Entries follow. Return each line that contains the word "range".

(Figure collection entries)
....

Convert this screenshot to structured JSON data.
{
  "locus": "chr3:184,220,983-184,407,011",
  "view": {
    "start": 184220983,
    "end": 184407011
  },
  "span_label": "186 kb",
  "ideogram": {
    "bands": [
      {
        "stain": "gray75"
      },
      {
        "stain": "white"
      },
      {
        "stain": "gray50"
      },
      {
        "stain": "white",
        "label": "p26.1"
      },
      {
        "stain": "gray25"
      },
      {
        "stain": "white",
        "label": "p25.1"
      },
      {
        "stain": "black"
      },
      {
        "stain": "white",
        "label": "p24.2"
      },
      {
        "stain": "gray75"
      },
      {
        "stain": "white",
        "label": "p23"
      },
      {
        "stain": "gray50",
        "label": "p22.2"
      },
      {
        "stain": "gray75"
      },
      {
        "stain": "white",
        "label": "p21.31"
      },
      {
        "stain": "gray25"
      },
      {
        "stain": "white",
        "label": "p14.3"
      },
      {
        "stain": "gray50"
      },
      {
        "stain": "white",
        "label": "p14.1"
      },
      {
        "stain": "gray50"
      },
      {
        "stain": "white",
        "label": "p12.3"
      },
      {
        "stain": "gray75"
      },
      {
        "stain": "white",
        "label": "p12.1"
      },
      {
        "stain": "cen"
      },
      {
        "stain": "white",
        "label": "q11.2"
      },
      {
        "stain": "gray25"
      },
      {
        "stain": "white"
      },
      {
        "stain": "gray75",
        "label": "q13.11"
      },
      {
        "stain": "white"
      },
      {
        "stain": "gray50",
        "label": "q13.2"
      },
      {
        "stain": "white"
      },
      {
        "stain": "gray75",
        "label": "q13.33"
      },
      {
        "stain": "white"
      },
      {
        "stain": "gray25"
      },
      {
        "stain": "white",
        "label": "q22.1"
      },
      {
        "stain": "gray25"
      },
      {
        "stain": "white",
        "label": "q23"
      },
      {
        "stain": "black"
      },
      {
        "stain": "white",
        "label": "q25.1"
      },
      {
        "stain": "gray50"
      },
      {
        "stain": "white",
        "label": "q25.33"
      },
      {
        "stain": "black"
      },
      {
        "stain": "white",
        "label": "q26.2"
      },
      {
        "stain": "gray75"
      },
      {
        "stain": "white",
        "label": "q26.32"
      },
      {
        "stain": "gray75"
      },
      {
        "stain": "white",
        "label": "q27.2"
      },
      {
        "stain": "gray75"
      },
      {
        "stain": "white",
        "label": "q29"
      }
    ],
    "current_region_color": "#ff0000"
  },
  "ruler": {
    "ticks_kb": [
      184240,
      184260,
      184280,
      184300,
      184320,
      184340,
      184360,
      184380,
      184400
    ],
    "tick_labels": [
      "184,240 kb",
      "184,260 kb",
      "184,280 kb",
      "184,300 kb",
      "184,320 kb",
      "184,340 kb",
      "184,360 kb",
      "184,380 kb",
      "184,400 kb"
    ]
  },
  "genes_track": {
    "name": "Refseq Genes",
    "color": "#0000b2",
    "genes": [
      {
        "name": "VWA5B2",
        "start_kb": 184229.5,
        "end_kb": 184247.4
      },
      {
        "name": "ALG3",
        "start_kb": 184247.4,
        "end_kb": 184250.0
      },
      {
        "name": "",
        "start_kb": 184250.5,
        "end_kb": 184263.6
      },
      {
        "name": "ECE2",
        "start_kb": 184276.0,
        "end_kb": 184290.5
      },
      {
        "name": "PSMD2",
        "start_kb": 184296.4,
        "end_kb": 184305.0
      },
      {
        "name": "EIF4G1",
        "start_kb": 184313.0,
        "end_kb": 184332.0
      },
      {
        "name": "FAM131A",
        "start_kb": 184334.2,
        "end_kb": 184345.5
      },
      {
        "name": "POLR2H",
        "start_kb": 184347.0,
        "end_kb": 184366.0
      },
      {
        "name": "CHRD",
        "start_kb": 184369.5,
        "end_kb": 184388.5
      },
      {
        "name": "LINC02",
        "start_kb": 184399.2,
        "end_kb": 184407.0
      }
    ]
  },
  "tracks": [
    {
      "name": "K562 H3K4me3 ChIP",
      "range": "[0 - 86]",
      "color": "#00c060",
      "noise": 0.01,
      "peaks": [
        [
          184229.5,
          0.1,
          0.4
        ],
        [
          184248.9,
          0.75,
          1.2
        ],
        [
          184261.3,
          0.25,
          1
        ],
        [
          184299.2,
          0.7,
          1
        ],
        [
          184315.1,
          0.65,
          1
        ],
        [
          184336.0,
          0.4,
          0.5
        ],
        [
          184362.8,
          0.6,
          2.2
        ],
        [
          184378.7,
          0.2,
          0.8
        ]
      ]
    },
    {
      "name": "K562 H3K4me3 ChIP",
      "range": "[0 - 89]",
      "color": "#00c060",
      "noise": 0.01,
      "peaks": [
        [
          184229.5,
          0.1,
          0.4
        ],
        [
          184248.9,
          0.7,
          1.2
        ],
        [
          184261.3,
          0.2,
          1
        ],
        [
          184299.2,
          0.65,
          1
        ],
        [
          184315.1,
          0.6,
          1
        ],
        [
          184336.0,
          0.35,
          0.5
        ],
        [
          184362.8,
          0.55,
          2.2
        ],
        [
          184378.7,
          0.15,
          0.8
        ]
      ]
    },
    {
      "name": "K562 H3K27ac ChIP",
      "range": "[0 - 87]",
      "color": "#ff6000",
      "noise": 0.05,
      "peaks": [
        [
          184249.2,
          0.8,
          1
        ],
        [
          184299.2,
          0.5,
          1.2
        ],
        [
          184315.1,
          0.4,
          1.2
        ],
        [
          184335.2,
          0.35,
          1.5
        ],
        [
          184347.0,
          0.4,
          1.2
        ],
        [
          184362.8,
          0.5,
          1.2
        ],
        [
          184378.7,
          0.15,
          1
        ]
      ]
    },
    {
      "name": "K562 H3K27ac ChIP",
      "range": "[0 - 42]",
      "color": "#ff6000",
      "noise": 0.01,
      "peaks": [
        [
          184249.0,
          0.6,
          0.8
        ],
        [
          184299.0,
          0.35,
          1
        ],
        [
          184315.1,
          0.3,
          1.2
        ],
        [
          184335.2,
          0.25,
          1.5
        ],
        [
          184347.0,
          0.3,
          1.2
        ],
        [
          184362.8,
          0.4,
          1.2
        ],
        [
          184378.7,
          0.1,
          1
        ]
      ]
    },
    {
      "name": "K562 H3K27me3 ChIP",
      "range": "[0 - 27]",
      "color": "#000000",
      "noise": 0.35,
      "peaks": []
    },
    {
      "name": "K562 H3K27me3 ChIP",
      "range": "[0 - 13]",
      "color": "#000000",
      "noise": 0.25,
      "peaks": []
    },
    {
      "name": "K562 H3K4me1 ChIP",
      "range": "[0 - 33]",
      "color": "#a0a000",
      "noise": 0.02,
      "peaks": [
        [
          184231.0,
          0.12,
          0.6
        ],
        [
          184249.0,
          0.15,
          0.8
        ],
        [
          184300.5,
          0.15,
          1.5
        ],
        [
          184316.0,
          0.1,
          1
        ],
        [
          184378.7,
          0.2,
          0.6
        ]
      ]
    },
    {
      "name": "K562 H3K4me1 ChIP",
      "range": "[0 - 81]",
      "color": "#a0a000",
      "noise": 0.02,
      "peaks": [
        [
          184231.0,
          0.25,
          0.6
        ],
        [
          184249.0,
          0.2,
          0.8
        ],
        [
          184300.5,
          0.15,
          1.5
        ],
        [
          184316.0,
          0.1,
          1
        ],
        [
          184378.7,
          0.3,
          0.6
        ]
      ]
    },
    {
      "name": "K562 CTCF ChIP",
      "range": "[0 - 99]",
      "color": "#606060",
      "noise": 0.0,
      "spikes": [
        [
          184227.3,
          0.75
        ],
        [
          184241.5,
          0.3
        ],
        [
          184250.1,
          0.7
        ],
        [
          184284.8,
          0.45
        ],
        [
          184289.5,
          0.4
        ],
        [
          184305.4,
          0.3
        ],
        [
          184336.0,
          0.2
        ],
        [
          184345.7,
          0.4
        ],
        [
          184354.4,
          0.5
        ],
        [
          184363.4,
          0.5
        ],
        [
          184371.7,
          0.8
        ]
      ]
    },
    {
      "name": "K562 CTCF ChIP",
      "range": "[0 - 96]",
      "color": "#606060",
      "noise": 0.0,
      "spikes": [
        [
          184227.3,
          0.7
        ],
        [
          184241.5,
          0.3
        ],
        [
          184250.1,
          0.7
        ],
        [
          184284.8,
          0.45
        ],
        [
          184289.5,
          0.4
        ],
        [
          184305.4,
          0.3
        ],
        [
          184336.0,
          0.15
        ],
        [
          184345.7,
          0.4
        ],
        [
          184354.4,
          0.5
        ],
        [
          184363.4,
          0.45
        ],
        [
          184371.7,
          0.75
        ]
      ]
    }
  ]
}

....

* Response area:
      "range": "[0 - 86]",
      "range": "[0 - 89]",
      "range": "[0 - 87]",
      "range": "[0 - 42]",
      "range": "[0 - 27]",
      "range": "[0 - 13]",
      "range": "[0 - 33]",
      "range": "[0 - 81]",
      "range": "[0 - 99]",
      "range": "[0 - 96]",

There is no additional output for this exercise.